> Required task: Transcribe every record that appears below, exactly and in full.
START Records
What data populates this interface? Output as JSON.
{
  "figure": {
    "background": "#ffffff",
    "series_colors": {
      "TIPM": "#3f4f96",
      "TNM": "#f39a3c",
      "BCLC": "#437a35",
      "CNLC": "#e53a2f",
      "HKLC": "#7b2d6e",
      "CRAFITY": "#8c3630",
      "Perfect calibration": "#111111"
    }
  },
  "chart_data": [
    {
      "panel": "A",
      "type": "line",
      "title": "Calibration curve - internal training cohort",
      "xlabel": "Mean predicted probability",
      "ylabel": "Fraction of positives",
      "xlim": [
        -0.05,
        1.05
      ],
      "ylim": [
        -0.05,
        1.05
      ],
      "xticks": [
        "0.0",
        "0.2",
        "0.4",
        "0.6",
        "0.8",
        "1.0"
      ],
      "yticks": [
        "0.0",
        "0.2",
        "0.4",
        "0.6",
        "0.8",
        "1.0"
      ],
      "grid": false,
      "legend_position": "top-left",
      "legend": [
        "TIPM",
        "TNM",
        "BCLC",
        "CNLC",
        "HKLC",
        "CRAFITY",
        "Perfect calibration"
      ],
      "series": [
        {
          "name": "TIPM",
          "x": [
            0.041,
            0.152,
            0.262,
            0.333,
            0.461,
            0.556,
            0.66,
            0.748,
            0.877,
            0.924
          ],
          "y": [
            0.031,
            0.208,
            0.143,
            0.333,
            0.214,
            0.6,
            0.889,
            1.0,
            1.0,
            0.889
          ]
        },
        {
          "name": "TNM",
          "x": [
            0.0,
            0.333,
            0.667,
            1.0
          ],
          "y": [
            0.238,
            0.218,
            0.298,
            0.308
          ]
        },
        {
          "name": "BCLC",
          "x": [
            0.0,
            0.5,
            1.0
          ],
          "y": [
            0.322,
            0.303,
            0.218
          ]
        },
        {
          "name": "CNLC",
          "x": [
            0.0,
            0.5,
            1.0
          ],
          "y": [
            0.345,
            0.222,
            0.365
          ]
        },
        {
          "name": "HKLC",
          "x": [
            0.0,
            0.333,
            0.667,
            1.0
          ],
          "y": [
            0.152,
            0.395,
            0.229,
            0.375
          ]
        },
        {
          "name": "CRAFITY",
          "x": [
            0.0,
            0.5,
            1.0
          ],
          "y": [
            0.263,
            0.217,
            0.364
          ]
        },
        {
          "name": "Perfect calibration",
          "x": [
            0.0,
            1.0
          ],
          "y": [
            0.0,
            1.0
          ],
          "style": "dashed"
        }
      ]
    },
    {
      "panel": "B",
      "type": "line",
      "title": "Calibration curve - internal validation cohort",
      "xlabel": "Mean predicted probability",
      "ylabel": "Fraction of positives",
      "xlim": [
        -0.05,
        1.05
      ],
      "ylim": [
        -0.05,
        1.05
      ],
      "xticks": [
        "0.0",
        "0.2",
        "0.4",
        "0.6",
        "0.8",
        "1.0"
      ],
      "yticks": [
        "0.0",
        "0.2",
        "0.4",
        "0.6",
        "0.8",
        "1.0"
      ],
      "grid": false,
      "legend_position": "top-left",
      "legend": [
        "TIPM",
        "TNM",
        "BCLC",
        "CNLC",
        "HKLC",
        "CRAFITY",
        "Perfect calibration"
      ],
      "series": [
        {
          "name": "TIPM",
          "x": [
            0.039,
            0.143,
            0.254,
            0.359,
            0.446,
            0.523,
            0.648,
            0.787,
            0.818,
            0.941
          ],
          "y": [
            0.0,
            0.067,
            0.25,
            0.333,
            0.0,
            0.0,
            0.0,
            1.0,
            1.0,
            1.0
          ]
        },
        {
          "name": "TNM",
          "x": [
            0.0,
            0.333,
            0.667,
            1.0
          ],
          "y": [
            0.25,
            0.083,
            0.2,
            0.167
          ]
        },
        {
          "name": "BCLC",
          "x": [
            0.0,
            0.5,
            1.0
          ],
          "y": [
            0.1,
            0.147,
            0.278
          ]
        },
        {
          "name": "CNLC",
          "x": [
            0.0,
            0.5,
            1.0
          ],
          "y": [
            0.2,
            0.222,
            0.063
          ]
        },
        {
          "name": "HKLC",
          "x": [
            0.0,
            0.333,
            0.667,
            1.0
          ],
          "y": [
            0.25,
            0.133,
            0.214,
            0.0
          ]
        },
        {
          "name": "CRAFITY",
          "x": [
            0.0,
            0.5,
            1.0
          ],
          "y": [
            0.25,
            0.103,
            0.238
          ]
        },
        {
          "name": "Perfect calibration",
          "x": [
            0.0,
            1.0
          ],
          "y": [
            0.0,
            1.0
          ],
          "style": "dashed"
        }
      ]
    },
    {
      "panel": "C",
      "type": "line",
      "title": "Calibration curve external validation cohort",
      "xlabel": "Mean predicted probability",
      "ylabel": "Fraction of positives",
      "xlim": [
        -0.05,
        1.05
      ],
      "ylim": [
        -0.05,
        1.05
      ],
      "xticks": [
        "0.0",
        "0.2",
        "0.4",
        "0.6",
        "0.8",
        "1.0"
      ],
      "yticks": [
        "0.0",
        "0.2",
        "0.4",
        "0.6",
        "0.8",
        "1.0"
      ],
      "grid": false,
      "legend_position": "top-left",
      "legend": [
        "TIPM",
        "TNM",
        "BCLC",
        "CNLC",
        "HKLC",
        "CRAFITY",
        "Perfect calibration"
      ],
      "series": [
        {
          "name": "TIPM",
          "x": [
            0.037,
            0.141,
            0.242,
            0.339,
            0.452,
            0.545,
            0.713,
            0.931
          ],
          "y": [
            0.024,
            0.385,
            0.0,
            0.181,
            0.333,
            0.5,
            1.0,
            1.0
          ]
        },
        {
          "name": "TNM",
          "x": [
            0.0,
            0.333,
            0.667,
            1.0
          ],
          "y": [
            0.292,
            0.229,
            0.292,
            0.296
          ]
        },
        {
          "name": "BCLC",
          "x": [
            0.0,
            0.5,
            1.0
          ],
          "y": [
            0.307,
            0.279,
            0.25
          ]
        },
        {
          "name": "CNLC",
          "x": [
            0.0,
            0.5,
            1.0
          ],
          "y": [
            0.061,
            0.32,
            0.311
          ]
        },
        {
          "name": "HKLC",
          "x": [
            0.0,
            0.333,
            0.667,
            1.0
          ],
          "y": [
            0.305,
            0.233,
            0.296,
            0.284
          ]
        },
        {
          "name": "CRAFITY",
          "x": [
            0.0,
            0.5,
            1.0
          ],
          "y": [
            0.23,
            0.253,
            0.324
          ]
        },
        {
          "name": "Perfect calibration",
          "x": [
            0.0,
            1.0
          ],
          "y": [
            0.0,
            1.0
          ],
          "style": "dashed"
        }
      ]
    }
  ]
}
END Records
> Solution for this exercise:
What data populates this interface? Output as JSON.
{
  "figure": {
    "background": "#ffffff",
    "series_colors": {
      "TIPM": "#3f4f96",
      "TNM": "#f39a3c",
      "BCLC": "#437a35",
      "CNLC": "#e53a2f",
      "HKLC": "#7b2d6e",
      "CRAFITY": "#8c3630",
      "Perfect calibration": "#111111"
    }
  },
  "chart_data": [
    {
      "panel": "A",
      "type": "line",
      "title": "Calibration curve - internal training cohort",
      "xlabel": "Mean predicted probability",
      "ylabel": "Fraction of positives",
      "xlim": [
        -0.05,
        1.05
      ],
      "ylim": [
        -0.05,
        1.05
      ],
      "xticks": [
        "0.0",
        "0.2",
        "0.4",
        "0.6",
        "0.8",
        "1.0"
      ],
      "yticks": [
        "0.0",
        "0.2",
        "0.4",
        "0.6",
        "0.8",
        "1.0"
      ],
      "grid": false,
      "legend_position": "top-left",
      "legend": [
        "TIPM",
        "TNM",
        "BCLC",
        "CNLC",
        "HKLC",
        "CRAFITY",
        "Perfect calibration"
      ],
      "series": [
        {
          "name": "TIPM",
          "x": [
            0.041,
            0.152,
            0.262,
            0.333,
            0.461,
            0.556,
            0.66,
            0.748,
            0.877,
            0.924
          ],
          "y": [
            0.031,
            0.208,
            0.143,
            0.333,
            0.214,
            0.6,
            0.889,
            1.0,
            1.0,
            0.889
          ]
        },
        {
          "name": "TNM",
          "x": [
            0.0,
            0.333,
            0.667,
            1.0
          ],
          "y": [
            0.238,
            0.218,
            0.298,
            0.308
          ]
        },
        {
          "name": "BCLC",
          "x": [
            0.0,
            0.5,
            1.0
          ],
          "y": [
            0.322,
            0.303,
            0.218
          ]
        },
        {
          "name": "CNLC",
          "x": [
            0.0,
            0.5,
            1.0
          ],
          "y": [
            0.345,
            0.222,
            0.365
          ]
        },
        {
          "name": "HKLC",
          "x": [
            0.0,
            0.333,
            0.667,
            1.0
          ],
          "y": [
            0.152,
            0.395,
            0.229,
            0.375
          ]
        },
        {
          "name": "CRAFITY",
          "x": [
            0.0,
            0.5,
            1.0
          ],
          "y": [
            0.263,
            0.217,
            0.364
          ]
        },
        {
          "name": "Perfect calibration",
          "x": [
            0.0,
            1.0
          ],
          "y": [
            0.0,
            1.0
          ],
          "style": "dashed"
        }
      ]
    },
    {
      "panel": "B",
      "type": "line",
      "title": "Calibration curve - internal validation cohort",
      "xlabel": "Mean predicted probability",
      "ylabel": "Fraction of positives",
      "xlim": [
        -0.05,
        1.05
      ],
      "ylim": [
        -0.05,
        1.05
      ],
      "xticks": [
        "0.0",
        "0.2",
        "0.4",
        "0.6",
        "0.8",
        "1.0"
      ],
      "yticks": [
        "0.0",
        "0.2",
        "0.4",
        "0.6",
        "0.8",
        "1.0"
      ],
      "grid": false,
      "legend_position": "top-left",
      "legend": [
        "TIPM",
        "TNM",
        "BCLC",
        "CNLC",
        "HKLC",
        "CRAFITY",
        "Perfect calibration"
      ],
      "series": [
        {
          "name": "TIPM",
          "x": [
            0.039,
            0.143,
            0.254,
            0.359,
            0.446,
            0.523,
            0.648,
            0.787,
            0.818,
            0.941
          ],
          "y": [
            0.0,
            0.067,
            0.25,
            0.333,
            0.0,
            0.0,
            0.0,
            1.0,
            1.0,
            1.0
          ]
        },
        {
          "name": "TNM",
          "x": [
            0.0,
            0.333,
            0.667,
            1.0
          ],
          "y": [
            0.25,
            0.083,
            0.2,
            0.167
          ]
        },
        {
          "name": "BCLC",
          "x": [
            0.0,
            0.5,
            1.0
          ],
          "y": [
            0.1,
            0.147,
            0.278
          ]
        },
        {
          "name": "CNLC",
          "x": [
            0.0,
            0.5,
            1.0
          ],
          "y": [
            0.2,
            0.222,
            0.063
          ]
        },
        {
          "name": "HKLC",
          "x": [
            0.0,
            0.333,
            0.667,
            1.0
          ],
          "y": [
            0.25,
            0.133,
            0.214,
            0.0
          ]
        },
        {
          "name": "CRAFITY",
          "x": [
            0.0,
            0.5,
            1.0
          ],
          "y": [
            0.25,
            0.103,
            0.238
          ]
        },
        {
          "name": "Perfect calibration",
          "x": [
            0.0,
            1.0
          ],
          "y": [
            0.0,
            1.0
          ],
          "style": "dashed"
        }
      ]
    },
    {
      "panel": "C",
      "type": "line",
      "title": "Calibration curve external validation cohort",
      "xlabel": "Mean predicted probability",
      "ylabel": "Fraction of positives",
      "xlim": [
        -0.05,
        1.05
      ],
      "ylim": [
        -0.05,
        1.05
      ],
      "xticks": [
        "0.0",
        "0.2",
        "0.4",
        "0.6",
        "0.8",
        "1.0"
      ],
      "yticks": [
        "0.0",
        "0.2",
        "0.4",
        "0.6",
        "0.8",
        "1.0"
      ],
      "grid": false,
      "legend_position": "top-left",
      "legend": [
        "TIPM",
        "TNM",
        "BCLC",
        "CNLC",
        "HKLC",
        "CRAFITY",
        "Perfect calibration"
      ],
      "series": [
        {
          "name": "TIPM",
          "x": [
            0.037,
            0.141,
            0.242,
            0.339,
            0.452,
            0.545,
            0.713,
            0.931
          ],
          "y": [
            0.024,
            0.385,
            0.0,
            0.181,
            0.333,
            0.5,
            1.0,
            1.0
          ]
        },
        {
          "name": "TNM",
          "x": [
            0.0,
            0.333,
            0.667,
            1.0
          ],
          "y": [
            0.292,
            0.229,
            0.292,
            0.296
          ]
        },
        {
          "name": "BCLC",
          "x": [
            0.0,
            0.5,
            1.0
          ],
          "y": [
            0.307,
            0.279,
            0.25
          ]
        },
        {
          "name": "CNLC",
          "x": [
            0.0,
            0.5,
            1.0
          ],
          "y": [
            0.061,
            0.32,
            0.311
          ]
        },
        {
          "name": "HKLC",
          "x": [
            0.0,
            0.333,
            0.667,
            1.0
          ],
          "y": [
            0.305,
            0.233,
            0.296,
            0.284
          ]
        },
        {
          "name": "CRAFITY",
          "x": [
            0.0,
            0.5,
            1.0
          ],
          "y": [
            0.23,
            0.253,
            0.324
          ]
        },
        {
          "name": "Perfect calibration",
          "x": [
            0.0,
            1.0
          ],
          "y": [
            0.0,
            1.0
          ],
          "style": "dashed"
        }
      ]
    }
  ]
}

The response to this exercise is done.